[SET EXERCISE]
The records below are to be repeated in full, exactly as they are.

[MATERIAL SUPPLIED]
══════════════════════════════
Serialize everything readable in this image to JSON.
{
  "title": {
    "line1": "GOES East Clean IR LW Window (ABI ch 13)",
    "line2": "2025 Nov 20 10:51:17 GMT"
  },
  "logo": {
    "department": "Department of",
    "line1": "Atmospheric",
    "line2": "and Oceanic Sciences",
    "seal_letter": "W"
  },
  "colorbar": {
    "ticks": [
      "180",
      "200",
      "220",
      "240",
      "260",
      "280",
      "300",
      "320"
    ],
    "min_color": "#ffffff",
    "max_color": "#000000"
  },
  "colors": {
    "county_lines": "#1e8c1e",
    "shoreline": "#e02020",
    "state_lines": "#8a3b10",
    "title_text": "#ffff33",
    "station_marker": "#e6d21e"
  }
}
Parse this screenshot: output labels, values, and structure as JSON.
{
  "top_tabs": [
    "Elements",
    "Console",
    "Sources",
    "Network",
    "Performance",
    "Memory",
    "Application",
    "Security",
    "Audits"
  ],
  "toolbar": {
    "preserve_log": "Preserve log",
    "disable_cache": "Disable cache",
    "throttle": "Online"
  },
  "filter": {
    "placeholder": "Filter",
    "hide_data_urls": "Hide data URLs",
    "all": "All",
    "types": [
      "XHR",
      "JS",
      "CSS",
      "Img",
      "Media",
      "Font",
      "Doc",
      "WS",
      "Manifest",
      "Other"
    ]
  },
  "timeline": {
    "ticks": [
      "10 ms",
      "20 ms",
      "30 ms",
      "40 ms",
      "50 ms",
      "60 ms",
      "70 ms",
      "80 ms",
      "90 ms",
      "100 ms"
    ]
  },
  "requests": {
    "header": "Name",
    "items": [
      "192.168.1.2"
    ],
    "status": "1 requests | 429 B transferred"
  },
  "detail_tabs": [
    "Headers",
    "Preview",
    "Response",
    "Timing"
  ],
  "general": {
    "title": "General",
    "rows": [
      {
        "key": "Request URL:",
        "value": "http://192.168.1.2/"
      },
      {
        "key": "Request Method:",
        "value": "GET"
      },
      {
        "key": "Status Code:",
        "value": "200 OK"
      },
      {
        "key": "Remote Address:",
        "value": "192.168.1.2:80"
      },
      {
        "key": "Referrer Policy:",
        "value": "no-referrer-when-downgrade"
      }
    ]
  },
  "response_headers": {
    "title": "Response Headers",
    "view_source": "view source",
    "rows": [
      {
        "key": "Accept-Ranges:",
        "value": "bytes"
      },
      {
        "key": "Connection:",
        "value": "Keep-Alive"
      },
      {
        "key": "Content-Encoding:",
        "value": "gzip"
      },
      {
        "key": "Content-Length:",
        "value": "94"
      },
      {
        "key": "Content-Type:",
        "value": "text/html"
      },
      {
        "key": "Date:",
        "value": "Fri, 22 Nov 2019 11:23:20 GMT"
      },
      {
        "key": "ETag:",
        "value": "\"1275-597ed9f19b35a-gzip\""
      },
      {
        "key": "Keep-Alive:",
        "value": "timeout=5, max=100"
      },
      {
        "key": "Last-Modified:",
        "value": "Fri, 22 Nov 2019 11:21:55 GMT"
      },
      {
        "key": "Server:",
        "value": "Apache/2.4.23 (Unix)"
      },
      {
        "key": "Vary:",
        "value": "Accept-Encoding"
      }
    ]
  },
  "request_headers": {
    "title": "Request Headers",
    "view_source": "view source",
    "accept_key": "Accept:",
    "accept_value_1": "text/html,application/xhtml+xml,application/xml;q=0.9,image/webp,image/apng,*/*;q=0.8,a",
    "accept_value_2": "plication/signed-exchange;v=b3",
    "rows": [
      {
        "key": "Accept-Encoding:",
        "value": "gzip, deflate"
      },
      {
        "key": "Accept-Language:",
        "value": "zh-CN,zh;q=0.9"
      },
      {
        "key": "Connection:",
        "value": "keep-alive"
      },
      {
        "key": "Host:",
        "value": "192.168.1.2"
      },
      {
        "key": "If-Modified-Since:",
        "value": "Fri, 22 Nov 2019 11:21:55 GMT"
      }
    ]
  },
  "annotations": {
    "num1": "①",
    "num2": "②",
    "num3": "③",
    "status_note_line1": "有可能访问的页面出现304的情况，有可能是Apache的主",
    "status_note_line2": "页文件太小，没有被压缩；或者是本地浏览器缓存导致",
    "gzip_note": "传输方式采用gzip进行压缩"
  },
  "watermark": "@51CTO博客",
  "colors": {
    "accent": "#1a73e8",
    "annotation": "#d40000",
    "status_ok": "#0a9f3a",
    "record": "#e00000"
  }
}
══════════════════════════════
[RESPONSE TO THE EXERCISE]
Serialize everything readable in this image to JSON.
{
  "title": {
    "line1": "GOES East Clean IR LW Window (ABI ch 13)",
    "line2": "2025 Nov 20 10:51:17 GMT"
  },
  "logo": {
    "department": "Department of",
    "line1": "Atmospheric",
    "line2": "and Oceanic Sciences",
    "seal_letter": "W"
  },
  "colorbar": {
    "ticks": [
      "180",
      "200",
      "220",
      "240",
      "260",
      "280",
      "300",
      "320"
    ],
    "min_color": "#ffffff",
    "max_color": "#000000"
  },
  "colors": {
    "county_lines": "#1e8c1e",
    "shoreline": "#e02020",
    "state_lines": "#8a3b10",
    "title_text": "#ffff33",
    "station_marker": "#e6d21e"
  }
}
Parse this screenshot: output labels, values, and structure as JSON.
{
  "top_tabs": [
    "Elements",
    "Console",
    "Sources",
    "Network",
    "Performance",
    "Memory",
    "Application",
    "Security",
    "Audits"
  ],
  "toolbar": {
    "preserve_log": "Preserve log",
    "disable_cache": "Disable cache",
    "throttle": "Online"
  },
  "filter": {
    "placeholder": "Filter",
    "hide_data_urls": "Hide data URLs",
    "all": "All",
    "types": [
      "XHR",
      "JS",
      "CSS",
      "Img",
      "Media",
      "Font",
      "Doc",
      "WS",
      "Manifest",
      "Other"
    ]
  },
  "timeline": {
    "ticks": [
      "10 ms",
      "20 ms",
      "30 ms",
      "40 ms",
      "50 ms",
      "60 ms",
      "70 ms",
      "80 ms",
      "90 ms",
      "100 ms"
    ]
  },
  "requests": {
    "header": "Name",
    "items": [
      "192.168.1.2"
    ],
    "status": "1 requests | 429 B transferred"
  },
  "detail_tabs": [
    "Headers",
    "Preview",
    "Response",
    "Timing"
  ],
  "general": {
    "title": "General",
    "rows": [
      {
        "key": "Request URL:",
        "value": "http://192.168.1.2/"
      },
      {
        "key": "Request Method:",
        "value": "GET"
      },
      {
        "key": "Status Code:",
        "value": "200 OK"
      },
      {
        "key": "Remote Address:",
        "value": "192.168.1.2:80"
      },
      {
        "key": "Referrer Policy:",
        "value": "no-referrer-when-downgrade"
      }
    ]
  },
  "response_headers": {
    "title": "Response Headers",
    "view_source": "view source",
    "rows": [
      {
        "key": "Accept-Ranges:",
        "value": "bytes"
      },
      {
        "key": "Connection:",
        "value": "Keep-Alive"
      },
      {
        "key": "Content-Encoding:",
        "value": "gzip"
      },
      {
        "key": "Content-Length:",
        "value": "94"
      },
      {
        "key": "Content-Type:",
        "value": "text/html"
      },
      {
        "key": "Date:",
        "value": "Fri, 22 Nov 2019 11:23:20 GMT"
      },
      {
        "key": "ETag:",
        "value": "\"1275-597ed9f19b35a-gzip\""
      },
      {
        "key": "Keep-Alive:",
        "value": "timeout=5, max=100"
      },
      {
        "key": "Last-Modified:",
        "value": "Fri, 22 Nov 2019 11:21:55 GMT"
      },
      {
        "key": "Server:",
        "value": "Apache/2.4.23 (Unix)"
      },
      {
        "key": "Vary:",
        "value": "Accept-Encoding"
      }
    ]
  },
  "request_headers": {
    "title": "Request Headers",
    "view_source": "view source",
    "accept_key": "Accept:",
    "accept_value_1": "text/html,application/xhtml+xml,application/xml;q=0.9,image/webp,image/apng,*/*;q=0.8,a",
    "accept_value_2": "plication/signed-exchange;v=b3",
    "rows": [
      {
        "key": "Accept-Encoding:",
        "value": "gzip, deflate"
      },
      {
        "key": "Accept-Language:",
        "value": "zh-CN,zh;q=0.9"
      },
      {
        "key": "Connection:",
        "value": "keep-alive"
      },
      {
        "key": "Host:",
        "value": "192.168.1.2"
      },
      {
        "key": "If-Modified-Since:",
        "value": "Fri, 22 Nov 2019 11:21:55 GMT"
      }
    ]
  },
  "annotations": {
    "num1": "①",
    "num2": "②",
    "num3": "③",
    "status_note_line1": "有可能访问的页面出现304的情况，有可能是Apache的主",
    "status_note_line2": "页文件太小，没有被压缩；或者是本地浏览器缓存导致",
    "gzip_note": "传输方式采用gzip进行压缩"
  },
  "watermark": "@51CTO博客",
  "colors": {
    "accent": "#1a73e8",
    "annotation": "#d40000",
    "status_ok": "#0a9f3a",
    "record": "#e00000"
  }
}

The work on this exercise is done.